__Source document__
----------------------------------------
What would you say are some of the ways to move forward to change that? One of the concerns with this is that innovation that could improve service delivery was not occurring because of this, so I would love to hear what we can do to improve this—from a security perspective, as well.
Mr. Mohammad Qureshi: There are two things I would like to comment on. One is, can I ask the specific application you may be referring to in the audit? But while you’re looking for that, the one thing I would like to say is that we routinely invest in technologies within the cybersecurity operations branch to leverage new and upcoming technologies.
The one example I will give is that within our cybersecurity operations branch, we do use user behaviour analytics and artificial intelligence to highlight anomalies that people may not be normally doing to trigger an investigation that we would have to take a look at in a deeper fashion.
Interjections.
Mr. Sam Oosterhoff: I apologize. Would you be willing to repeat the last, like, minute’s worth?
Mr. Mohammad Qureshi: Sure, not a problem, absolutely. The one thing I was going to say at an enterprise level from the cybersecurity operations branch is that we do invest in technologies that leverage user behaviour analytics, as well as artificial intelligence, to analyze network traffic within the government of Ontario network. When David mentioned that we analyze 30 billion, it’s almost close to 40 billion network security events per month now with some of the later technologies that we’ve implemented. That starts highlighting deviations from normal patterns that users may be doing.
If we look at insider threats, which is a big issue within the cybersecurity realm, it’s typically looking at behaviours around a large volume of data leaving an organization. That would trigger an incident or an alert within our cybersecurity operations centre to actually start triggering an investigation around that.
Mr. Sam Oosterhoff: Right, but that’s not specifically the example of what could happen where programmers would inadvertently or fraudulently be actually entering data into the court system themselves. What you’re saying is that when people extract large amounts of data, alarm bells go off, but if people are putting in fraudulent data, there’s no real way to figure that out? It just sort of happens?
----------------------------------------
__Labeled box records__
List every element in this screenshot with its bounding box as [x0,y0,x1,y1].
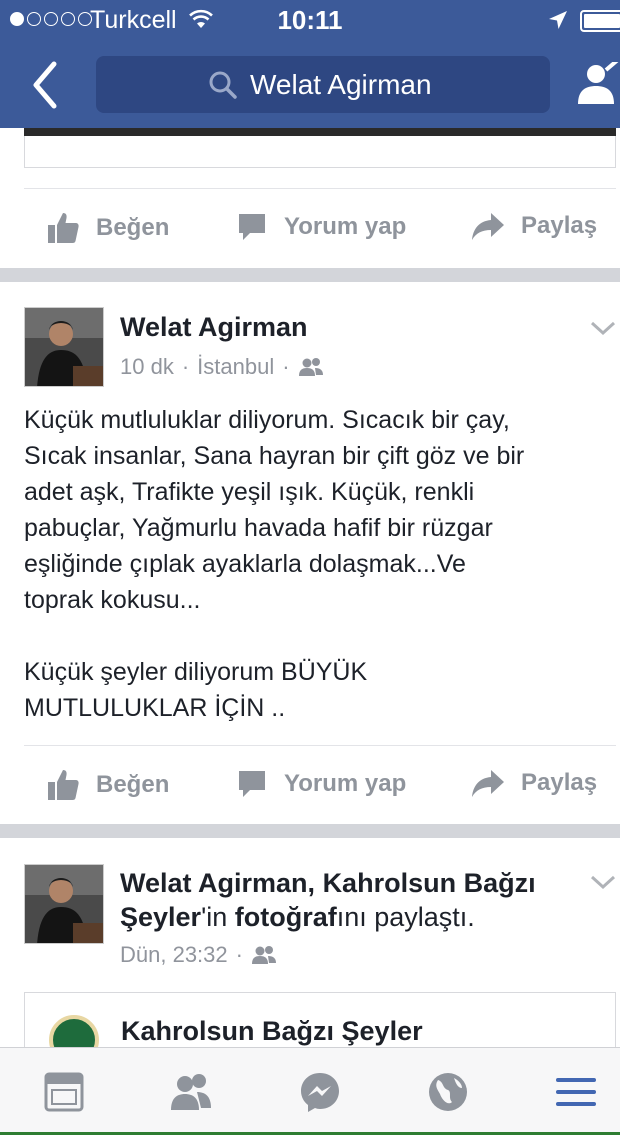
like-label: Beğen [96,214,170,241]
post-text: Küçük mutluluklar diliyorum. Sıcacık bir… [24,406,525,722]
comment-icon [239,771,265,797]
share-icon [472,770,504,797]
like-button[interactable]: Beğen [46,211,169,245]
shared-page-link[interactable]: Kahrolsun Bağzı [323,868,536,898]
post-meta: 10 dk · İstanbul · [120,354,324,380]
comment-label: Yorum yap [284,213,407,240]
share-label: Paylaş [521,212,598,239]
status-bar: Turkcell 10:11 [0,0,620,42]
post-author[interactable]: Welat Agirman [120,312,308,343]
chevron-down-icon[interactable] [588,318,618,338]
post-time[interactable]: 10 dk [120,354,174,380]
friends-icon [251,946,276,964]
shared-page-link-cont[interactable]: Şeyler [120,902,201,932]
share-button[interactable]: Paylaş [471,211,597,241]
share-button[interactable]: Paylaş [471,768,597,798]
divider [24,745,616,746]
post-time[interactable]: Dün, 23:32 [120,942,228,968]
meta-separator: · [235,942,243,967]
shared-verb: ını paylaştı. [336,902,475,932]
search-query: Welat Agirman [250,69,432,100]
back-button[interactable] [26,60,66,110]
post-headline-line2: Şeyler'in fotoğrafını paylaştı. [120,900,475,934]
feed-separator [0,824,620,838]
comment-button[interactable]: Yorum yap [236,768,406,800]
news-feed-icon[interactable] [42,1070,86,1114]
divider [24,188,616,189]
friends-icon [298,358,323,376]
headline-separator: , [307,868,323,898]
avatar[interactable] [24,307,104,387]
post-meta: Dün, 23:32 · [120,942,277,968]
search-input[interactable]: Welat Agirman [96,56,550,113]
comment-button[interactable]: Yorum yap [236,211,406,243]
comment-label: Yorum yap [284,770,407,797]
like-label: Beğen [96,771,170,798]
menu-icon[interactable] [554,1070,598,1114]
like-button[interactable]: Beğen [46,768,169,802]
avatar[interactable] [24,864,104,944]
comment-icon [239,214,265,240]
post-headline: Welat Agirman, Kahrolsun Bağzı [120,866,536,900]
clock: 10:11 [277,5,343,35]
photo-link[interactable]: fotoğraf [235,902,337,932]
meta-separator: · [282,354,290,379]
messenger-icon[interactable] [298,1070,342,1114]
share-icon [472,213,504,240]
like-icon [48,770,79,800]
link-preview-box[interactable] [24,136,616,168]
friends-icon[interactable] [169,1070,213,1114]
post-author[interactable]: Welat Agirman [120,868,308,898]
bottom-tab-bar [0,1047,620,1135]
battery-icon [580,10,620,32]
shared-page-title[interactable]: Kahrolsun Bağzı Şeyler [121,1016,423,1047]
chevron-down-icon[interactable] [588,872,618,892]
add-friend-icon[interactable] [576,62,620,106]
meta-separator: · [181,354,190,379]
feed-separator [0,268,620,282]
search-icon [209,71,237,99]
possessive-suffix: 'in [201,902,235,932]
location-arrow-icon [549,11,567,29]
post-image-bottom [24,128,616,136]
like-icon [48,213,79,243]
share-label: Paylaş [521,769,598,796]
globe-icon[interactable] [426,1070,470,1114]
top-navigation-bar: Turkcell 10:11 Welat Agirman [0,0,620,128]
post-location[interactable]: İstanbul [197,354,274,380]
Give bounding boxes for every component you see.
----------------------------------------
__Task statement__
According to the cybersecurity hearing transcript, roughly how many network security events per month are now analyzed?

__Full response__
Almost 40 billion network security events per month.